● Task objective:
Say how many lines contain the word "egress" and give no other text.

--- BEGIN ---

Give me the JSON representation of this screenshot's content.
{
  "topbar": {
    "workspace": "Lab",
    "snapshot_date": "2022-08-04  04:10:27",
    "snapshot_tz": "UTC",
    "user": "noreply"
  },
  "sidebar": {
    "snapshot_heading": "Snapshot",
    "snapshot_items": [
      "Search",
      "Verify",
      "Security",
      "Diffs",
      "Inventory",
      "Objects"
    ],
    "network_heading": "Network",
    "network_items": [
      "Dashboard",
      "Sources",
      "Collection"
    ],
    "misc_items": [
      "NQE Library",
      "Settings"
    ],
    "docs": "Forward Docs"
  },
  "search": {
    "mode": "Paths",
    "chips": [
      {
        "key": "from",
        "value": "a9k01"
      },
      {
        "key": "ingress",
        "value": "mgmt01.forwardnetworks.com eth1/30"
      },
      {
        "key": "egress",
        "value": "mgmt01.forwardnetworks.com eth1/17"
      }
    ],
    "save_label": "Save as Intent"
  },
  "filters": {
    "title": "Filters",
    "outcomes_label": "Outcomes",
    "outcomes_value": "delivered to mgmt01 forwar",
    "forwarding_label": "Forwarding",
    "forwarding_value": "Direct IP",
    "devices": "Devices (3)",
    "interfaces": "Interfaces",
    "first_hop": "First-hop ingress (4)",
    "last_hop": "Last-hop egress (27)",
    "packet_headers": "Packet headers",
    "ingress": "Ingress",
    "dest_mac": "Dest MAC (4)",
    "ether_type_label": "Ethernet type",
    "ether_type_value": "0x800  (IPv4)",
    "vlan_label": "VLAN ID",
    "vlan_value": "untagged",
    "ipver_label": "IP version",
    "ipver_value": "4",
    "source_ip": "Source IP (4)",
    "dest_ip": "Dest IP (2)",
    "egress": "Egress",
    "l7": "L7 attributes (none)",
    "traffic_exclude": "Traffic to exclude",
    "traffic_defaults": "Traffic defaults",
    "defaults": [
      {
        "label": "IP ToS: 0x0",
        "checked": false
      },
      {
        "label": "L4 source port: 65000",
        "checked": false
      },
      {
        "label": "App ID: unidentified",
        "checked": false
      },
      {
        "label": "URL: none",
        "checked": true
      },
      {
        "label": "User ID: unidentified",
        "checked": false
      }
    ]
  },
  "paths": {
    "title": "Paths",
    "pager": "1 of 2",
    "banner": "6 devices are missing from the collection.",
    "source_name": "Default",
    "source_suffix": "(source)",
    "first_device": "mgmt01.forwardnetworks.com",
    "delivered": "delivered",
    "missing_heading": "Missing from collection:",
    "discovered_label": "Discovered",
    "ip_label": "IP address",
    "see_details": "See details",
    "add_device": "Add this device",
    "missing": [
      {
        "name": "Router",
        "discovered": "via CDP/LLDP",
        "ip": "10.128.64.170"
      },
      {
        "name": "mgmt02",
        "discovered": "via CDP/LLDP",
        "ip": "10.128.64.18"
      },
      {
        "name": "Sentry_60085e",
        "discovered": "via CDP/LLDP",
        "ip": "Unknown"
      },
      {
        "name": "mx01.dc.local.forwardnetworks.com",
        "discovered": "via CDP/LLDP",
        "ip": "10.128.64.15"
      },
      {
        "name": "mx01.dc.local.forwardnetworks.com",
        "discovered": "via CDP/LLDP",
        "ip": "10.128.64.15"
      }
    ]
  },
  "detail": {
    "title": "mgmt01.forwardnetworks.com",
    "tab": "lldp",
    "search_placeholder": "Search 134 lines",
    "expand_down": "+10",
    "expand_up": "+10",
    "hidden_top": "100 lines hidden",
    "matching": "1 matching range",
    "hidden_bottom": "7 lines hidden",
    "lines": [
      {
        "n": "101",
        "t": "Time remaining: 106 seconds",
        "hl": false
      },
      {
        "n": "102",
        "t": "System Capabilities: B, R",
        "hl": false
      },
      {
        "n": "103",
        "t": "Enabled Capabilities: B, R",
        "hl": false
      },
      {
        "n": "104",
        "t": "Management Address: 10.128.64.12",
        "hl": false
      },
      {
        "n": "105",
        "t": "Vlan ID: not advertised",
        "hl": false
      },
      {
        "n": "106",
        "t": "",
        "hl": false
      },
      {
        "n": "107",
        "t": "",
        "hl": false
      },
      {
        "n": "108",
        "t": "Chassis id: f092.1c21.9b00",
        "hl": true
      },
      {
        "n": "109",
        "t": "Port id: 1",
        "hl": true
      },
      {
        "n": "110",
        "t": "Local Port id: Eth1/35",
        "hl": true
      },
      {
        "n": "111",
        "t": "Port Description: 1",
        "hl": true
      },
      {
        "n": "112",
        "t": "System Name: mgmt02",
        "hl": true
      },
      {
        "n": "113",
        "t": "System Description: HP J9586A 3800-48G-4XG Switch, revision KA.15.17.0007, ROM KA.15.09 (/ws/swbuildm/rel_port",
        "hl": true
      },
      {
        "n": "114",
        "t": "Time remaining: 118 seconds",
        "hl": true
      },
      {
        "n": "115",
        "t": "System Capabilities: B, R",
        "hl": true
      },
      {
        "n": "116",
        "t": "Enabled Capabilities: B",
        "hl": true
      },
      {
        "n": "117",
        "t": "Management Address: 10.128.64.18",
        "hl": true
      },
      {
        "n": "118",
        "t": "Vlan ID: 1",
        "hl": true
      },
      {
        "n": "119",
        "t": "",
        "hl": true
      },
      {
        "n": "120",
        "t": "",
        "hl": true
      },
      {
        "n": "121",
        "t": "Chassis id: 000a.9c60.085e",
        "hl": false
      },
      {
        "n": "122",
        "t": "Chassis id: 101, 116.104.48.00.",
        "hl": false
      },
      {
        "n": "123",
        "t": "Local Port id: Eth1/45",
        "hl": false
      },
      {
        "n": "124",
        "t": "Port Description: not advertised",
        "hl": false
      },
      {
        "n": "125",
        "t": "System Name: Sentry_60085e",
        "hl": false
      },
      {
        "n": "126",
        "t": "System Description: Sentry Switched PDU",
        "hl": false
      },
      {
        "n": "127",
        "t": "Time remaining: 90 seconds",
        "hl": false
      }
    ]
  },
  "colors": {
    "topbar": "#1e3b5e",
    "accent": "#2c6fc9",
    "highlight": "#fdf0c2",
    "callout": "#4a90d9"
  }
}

--- END ---
--- BEGIN ---

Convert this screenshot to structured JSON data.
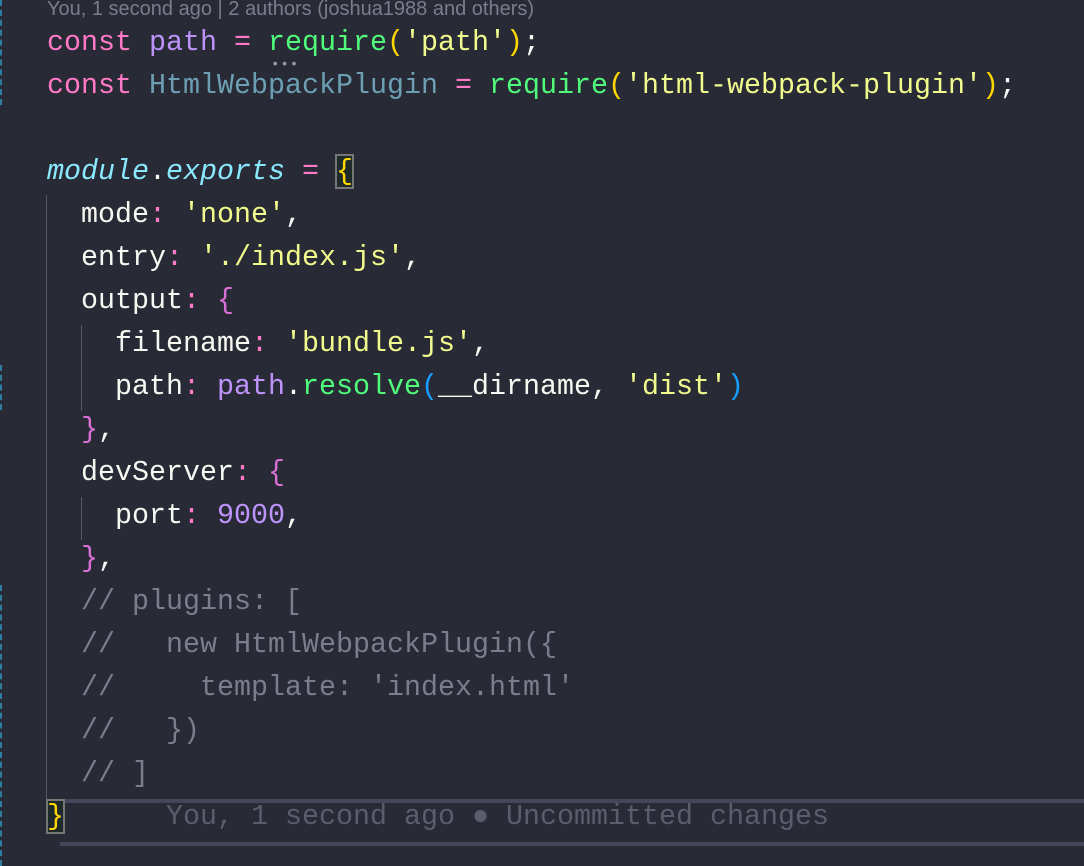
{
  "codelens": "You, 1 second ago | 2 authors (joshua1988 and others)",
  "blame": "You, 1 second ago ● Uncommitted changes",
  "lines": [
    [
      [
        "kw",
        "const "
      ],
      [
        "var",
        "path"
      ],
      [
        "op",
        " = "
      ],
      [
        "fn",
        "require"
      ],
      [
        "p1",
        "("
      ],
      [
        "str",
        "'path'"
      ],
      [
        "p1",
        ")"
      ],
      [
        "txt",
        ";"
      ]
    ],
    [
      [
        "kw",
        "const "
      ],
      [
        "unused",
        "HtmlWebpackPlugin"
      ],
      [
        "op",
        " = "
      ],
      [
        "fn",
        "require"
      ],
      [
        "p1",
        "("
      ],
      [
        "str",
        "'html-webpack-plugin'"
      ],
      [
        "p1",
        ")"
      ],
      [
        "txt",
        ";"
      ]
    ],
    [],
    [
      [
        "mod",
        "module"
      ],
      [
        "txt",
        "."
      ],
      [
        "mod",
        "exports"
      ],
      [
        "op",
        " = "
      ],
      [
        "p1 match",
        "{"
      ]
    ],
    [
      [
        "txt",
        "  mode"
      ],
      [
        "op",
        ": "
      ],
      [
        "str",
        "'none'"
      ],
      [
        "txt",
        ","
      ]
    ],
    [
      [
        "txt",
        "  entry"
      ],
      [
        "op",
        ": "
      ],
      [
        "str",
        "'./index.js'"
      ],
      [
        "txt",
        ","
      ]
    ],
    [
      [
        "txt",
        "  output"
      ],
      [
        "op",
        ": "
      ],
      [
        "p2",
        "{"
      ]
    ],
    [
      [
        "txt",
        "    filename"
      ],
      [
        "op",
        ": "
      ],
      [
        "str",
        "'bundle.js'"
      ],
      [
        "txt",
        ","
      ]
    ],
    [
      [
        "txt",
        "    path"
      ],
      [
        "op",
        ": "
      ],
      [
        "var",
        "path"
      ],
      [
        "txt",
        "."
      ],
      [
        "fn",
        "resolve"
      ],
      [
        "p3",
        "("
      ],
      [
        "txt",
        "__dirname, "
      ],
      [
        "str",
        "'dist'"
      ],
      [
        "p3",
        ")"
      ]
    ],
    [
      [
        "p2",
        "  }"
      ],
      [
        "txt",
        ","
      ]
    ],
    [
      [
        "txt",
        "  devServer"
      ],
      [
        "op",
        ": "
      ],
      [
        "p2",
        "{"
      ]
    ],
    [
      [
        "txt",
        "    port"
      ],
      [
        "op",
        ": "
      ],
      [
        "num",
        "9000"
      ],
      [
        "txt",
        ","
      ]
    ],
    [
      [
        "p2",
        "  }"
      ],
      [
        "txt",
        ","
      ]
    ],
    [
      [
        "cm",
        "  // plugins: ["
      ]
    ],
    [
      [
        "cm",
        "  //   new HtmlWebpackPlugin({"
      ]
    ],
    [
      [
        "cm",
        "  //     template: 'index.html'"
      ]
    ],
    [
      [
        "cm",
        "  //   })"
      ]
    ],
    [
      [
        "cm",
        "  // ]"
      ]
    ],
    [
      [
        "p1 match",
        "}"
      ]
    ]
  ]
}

--- END ---

● Correct answer:
3